## Goal of the exercise
Reproduce the material exactly, omitting nothing.

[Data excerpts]
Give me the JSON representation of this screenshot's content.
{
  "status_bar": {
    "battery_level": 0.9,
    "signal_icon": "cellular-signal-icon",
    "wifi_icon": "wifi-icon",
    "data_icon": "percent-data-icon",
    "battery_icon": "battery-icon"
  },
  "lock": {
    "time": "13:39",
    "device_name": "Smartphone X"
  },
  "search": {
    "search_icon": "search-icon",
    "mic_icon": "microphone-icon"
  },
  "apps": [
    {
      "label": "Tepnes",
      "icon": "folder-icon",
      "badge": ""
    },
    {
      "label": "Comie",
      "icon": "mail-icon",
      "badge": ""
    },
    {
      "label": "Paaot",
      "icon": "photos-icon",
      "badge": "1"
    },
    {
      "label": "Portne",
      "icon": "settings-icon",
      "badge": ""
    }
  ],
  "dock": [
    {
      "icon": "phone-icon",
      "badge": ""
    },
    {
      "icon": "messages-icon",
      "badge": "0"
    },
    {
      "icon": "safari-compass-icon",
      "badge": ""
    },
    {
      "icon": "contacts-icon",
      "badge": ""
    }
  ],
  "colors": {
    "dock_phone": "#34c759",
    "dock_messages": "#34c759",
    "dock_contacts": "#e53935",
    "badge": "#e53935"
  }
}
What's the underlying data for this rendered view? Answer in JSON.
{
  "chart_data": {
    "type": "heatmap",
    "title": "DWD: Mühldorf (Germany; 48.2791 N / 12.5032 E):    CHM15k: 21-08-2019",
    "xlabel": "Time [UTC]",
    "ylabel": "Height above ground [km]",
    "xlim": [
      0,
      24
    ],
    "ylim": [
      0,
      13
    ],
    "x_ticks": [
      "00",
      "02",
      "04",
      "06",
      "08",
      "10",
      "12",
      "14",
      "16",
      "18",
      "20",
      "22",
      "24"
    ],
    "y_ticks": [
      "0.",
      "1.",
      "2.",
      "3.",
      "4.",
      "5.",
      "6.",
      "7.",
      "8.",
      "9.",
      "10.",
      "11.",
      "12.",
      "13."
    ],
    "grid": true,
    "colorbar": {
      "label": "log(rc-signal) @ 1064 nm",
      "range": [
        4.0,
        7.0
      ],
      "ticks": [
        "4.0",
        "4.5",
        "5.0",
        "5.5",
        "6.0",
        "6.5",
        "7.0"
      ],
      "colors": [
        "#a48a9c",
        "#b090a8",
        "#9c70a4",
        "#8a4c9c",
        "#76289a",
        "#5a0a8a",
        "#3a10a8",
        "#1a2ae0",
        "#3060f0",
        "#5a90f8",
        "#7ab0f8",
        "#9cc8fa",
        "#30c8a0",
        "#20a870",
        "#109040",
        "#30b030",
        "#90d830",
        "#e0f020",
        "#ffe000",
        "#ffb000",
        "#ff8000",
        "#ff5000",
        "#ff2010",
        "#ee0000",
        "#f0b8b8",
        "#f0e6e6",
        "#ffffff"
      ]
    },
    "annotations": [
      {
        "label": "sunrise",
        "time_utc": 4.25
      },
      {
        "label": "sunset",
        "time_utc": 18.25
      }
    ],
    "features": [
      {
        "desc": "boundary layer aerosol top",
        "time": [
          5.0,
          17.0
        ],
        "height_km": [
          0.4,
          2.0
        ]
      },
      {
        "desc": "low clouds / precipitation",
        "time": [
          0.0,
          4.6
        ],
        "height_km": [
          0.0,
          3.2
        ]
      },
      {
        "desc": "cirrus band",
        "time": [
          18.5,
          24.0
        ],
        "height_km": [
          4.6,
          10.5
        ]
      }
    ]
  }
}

## Response for this exercise
Give me the JSON representation of this screenshot's content.
{
  "status_bar": {
    "battery_level": 0.9,
    "signal_icon": "cellular-signal-icon",
    "wifi_icon": "wifi-icon",
    "data_icon": "percent-data-icon",
    "battery_icon": "battery-icon"
  },
  "lock": {
    "time": "13:39",
    "device_name": "Smartphone X"
  },
  "search": {
    "search_icon": "search-icon",
    "mic_icon": "microphone-icon"
  },
  "apps": [
    {
      "label": "Tepnes",
      "icon": "folder-icon",
      "badge": ""
    },
    {
      "label": "Comie",
      "icon": "mail-icon",
      "badge": ""
    },
    {
      "label": "Paaot",
      "icon": "photos-icon",
      "badge": "1"
    },
    {
      "label": "Portne",
      "icon": "settings-icon",
      "badge": ""
    }
  ],
  "dock": [
    {
      "icon": "phone-icon",
      "badge": ""
    },
    {
      "icon": "messages-icon",
      "badge": "0"
    },
    {
      "icon": "safari-compass-icon",
      "badge": ""
    },
    {
      "icon": "contacts-icon",
      "badge": ""
    }
  ],
  "colors": {
    "dock_phone": "#34c759",
    "dock_messages": "#34c759",
    "dock_contacts": "#e53935",
    "badge": "#e53935"
  }
}
What's the underlying data for this rendered view? Answer in JSON.
{
  "chart_data": {
    "type": "heatmap",
    "title": "DWD: Mühldorf (Germany; 48.2791 N / 12.5032 E):    CHM15k: 21-08-2019",
    "xlabel": "Time [UTC]",
    "ylabel": "Height above ground [km]",
    "xlim": [
      0,
      24
    ],
    "ylim": [
      0,
      13
    ],
    "x_ticks": [
      "00",
      "02",
      "04",
      "06",
      "08",
      "10",
      "12",
      "14",
      "16",
      "18",
      "20",
      "22",
      "24"
    ],
    "y_ticks": [
      "0.",
      "1.",
      "2.",
      "3.",
      "4.",
      "5.",
      "6.",
      "7.",
      "8.",
      "9.",
      "10.",
      "11.",
      "12.",
      "13."
    ],
    "grid": true,
    "colorbar": {
      "label": "log(rc-signal) @ 1064 nm",
      "range": [
        4.0,
        7.0
      ],
      "ticks": [
        "4.0",
        "4.5",
        "5.0",
        "5.5",
        "6.0",
        "6.5",
        "7.0"
      ],
      "colors": [
        "#a48a9c",
        "#b090a8",
        "#9c70a4",
        "#8a4c9c",
        "#76289a",
        "#5a0a8a",
        "#3a10a8",
        "#1a2ae0",
        "#3060f0",
        "#5a90f8",
        "#7ab0f8",
        "#9cc8fa",
        "#30c8a0",
        "#20a870",
        "#109040",
        "#30b030",
        "#90d830",
        "#e0f020",
        "#ffe000",
        "#ffb000",
        "#ff8000",
        "#ff5000",
        "#ff2010",
        "#ee0000",
        "#f0b8b8",
        "#f0e6e6",
        "#ffffff"
      ]
    },
    "annotations": [
      {
        "label": "sunrise",
        "time_utc": 4.25
      },
      {
        "label": "sunset",
        "time_utc": 18.25
      }
    ],
    "features": [
      {
        "desc": "boundary layer aerosol top",
        "time": [
          5.0,
          17.0
        ],
        "height_km": [
          0.4,
          2.0
        ]
      },
      {
        "desc": "low clouds / precipitation",
        "time": [
          0.0,
          4.6
        ],
        "height_km": [
          0.0,
          3.2
        ]
      },
      {
        "desc": "cirrus band",
        "time": [
          18.5,
          24.0
        ],
        "height_km": [
          4.6,
          10.5
        ]
      }
    ]
  }
}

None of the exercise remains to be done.